Rows from a figure dataset:
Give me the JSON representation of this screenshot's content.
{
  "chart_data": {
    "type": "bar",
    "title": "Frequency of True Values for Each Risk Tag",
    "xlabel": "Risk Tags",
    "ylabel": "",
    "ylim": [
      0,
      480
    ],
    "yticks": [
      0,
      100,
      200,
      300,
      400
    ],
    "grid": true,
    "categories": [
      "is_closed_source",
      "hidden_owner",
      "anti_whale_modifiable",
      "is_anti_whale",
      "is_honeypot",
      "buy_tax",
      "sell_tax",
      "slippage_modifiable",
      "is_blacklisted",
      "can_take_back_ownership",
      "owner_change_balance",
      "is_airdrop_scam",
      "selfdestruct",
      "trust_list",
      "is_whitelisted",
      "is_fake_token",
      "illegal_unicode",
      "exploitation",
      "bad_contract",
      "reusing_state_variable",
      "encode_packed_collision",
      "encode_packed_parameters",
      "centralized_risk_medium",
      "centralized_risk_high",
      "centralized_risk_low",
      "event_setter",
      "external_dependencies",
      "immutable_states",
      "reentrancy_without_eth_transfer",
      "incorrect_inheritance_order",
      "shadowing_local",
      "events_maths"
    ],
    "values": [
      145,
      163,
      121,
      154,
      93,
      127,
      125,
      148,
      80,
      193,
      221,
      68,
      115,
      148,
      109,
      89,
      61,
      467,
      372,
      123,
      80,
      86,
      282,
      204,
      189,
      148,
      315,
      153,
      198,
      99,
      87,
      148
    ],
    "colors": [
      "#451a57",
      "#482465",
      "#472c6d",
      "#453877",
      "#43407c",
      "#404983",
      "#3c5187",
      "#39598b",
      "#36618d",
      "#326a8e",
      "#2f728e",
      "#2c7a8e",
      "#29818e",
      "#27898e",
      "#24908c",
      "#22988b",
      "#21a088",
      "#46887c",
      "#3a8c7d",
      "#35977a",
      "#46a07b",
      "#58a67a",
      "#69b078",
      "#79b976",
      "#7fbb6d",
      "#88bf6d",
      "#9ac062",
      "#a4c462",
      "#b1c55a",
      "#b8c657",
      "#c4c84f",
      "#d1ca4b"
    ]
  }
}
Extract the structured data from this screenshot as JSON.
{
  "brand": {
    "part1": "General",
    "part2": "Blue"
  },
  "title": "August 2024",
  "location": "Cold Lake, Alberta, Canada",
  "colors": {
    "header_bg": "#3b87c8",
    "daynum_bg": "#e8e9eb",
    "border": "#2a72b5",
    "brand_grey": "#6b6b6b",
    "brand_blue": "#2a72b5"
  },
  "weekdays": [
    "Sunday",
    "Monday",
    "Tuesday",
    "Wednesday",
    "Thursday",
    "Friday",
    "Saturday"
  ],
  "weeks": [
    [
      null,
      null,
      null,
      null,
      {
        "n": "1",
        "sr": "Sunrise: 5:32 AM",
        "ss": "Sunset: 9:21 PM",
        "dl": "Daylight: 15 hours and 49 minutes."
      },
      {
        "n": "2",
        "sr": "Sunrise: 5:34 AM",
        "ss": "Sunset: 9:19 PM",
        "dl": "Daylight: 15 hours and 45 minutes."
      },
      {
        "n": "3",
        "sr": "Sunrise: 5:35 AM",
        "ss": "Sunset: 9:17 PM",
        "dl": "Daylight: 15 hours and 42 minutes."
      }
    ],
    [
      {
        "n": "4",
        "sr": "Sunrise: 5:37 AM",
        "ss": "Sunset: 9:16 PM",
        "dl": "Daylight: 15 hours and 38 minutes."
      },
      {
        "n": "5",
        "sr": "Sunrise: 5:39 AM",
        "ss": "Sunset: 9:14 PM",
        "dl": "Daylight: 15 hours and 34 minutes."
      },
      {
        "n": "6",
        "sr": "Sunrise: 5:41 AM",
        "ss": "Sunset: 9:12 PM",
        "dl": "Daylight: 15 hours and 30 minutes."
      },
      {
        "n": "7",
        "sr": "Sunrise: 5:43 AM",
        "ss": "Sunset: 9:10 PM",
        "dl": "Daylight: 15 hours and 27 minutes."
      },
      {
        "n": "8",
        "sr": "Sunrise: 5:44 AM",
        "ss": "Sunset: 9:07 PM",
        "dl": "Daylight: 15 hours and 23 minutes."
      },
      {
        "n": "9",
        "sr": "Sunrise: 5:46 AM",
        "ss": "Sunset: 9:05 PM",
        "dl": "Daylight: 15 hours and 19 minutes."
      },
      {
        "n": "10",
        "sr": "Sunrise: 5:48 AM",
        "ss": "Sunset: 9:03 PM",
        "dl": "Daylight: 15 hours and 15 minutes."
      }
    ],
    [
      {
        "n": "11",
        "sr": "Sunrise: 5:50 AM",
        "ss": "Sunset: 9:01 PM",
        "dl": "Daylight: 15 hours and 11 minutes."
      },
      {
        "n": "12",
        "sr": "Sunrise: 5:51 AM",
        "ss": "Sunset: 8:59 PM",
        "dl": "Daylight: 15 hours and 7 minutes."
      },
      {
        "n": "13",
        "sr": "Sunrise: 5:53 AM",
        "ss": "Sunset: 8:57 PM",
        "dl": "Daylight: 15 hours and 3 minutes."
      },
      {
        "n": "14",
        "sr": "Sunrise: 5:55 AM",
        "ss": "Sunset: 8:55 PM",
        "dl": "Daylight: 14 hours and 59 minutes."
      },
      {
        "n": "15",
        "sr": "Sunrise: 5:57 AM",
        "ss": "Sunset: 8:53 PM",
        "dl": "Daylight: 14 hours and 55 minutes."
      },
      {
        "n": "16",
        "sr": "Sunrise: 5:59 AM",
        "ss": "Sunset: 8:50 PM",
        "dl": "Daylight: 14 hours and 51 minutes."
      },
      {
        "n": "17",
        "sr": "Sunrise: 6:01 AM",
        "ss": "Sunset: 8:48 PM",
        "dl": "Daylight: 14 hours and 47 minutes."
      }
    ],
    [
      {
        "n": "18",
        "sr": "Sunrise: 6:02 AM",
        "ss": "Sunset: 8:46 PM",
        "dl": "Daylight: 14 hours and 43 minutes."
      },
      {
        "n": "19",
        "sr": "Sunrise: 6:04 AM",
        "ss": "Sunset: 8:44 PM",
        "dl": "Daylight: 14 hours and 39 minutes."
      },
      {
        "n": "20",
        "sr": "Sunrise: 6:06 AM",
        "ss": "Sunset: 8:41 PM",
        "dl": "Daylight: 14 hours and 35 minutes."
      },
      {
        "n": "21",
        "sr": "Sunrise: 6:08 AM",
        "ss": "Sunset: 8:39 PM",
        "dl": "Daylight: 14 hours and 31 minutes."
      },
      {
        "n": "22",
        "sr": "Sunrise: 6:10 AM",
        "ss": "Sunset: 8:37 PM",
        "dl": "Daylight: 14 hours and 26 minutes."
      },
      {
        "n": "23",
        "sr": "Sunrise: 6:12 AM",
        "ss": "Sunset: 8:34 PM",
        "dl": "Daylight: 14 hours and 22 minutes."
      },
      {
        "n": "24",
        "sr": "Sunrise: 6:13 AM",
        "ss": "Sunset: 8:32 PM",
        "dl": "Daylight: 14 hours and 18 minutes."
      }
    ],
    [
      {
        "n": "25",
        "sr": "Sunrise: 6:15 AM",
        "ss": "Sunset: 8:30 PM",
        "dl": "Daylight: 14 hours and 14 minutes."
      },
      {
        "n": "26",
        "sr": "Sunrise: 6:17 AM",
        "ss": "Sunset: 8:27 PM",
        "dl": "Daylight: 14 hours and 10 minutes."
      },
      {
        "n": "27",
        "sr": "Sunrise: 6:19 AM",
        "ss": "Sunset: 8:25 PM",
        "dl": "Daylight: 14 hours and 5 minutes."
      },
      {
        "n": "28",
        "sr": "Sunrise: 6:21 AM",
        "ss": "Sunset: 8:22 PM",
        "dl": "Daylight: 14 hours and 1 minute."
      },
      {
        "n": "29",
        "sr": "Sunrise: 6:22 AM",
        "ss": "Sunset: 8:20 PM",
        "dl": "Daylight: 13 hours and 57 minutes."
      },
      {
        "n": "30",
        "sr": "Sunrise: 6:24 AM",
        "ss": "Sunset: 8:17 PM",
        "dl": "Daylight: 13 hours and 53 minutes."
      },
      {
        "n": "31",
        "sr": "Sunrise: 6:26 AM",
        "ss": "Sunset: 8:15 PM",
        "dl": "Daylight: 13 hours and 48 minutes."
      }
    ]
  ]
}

Given task:
Read the entries and pick out all lines that include the word "screenshot".

Output below:
Give me the JSON representation of this screenshot's content.
Extract the structured data from this screenshot as JSON.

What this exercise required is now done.